*PROBLEM STATEMENT*. Write out every line below that includes the word "冰山增多".

*INPUT MATERIAL*.
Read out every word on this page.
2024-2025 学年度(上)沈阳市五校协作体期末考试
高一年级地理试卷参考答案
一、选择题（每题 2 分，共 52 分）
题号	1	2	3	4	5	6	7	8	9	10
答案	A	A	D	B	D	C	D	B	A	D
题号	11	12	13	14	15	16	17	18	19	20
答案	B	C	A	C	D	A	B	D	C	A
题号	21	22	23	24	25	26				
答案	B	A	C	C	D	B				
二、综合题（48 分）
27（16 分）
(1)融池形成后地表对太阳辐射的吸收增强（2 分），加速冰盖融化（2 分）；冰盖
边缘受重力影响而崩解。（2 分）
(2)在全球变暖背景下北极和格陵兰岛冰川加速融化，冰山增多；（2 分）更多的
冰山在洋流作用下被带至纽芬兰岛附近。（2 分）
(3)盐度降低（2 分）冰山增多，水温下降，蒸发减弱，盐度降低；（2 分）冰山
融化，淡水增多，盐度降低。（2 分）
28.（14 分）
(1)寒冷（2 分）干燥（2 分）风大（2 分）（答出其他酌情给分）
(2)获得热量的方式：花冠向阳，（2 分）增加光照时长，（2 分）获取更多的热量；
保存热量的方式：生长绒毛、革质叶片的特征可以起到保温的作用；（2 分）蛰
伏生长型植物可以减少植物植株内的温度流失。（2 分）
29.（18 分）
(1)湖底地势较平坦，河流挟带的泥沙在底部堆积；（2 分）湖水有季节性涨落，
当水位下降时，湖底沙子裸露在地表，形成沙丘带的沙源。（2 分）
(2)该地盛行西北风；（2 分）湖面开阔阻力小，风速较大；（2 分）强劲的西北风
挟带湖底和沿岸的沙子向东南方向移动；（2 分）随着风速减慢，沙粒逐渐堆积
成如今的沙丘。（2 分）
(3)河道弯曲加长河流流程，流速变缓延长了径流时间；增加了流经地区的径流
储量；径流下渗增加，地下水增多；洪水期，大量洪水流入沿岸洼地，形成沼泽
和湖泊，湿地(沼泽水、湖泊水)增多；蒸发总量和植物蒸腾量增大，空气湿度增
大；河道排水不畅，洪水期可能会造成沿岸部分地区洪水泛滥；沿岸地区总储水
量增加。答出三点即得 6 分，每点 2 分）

*COMPLETE OUTPUT*.
(2)在全球变暖背景下北极和格陵兰岛冰川加速融化，冰山增多；（2 分）更多的
(3)盐度降低（2 分）冰山增多，水温下降，蒸发减弱，盐度降低；（2 分）冰山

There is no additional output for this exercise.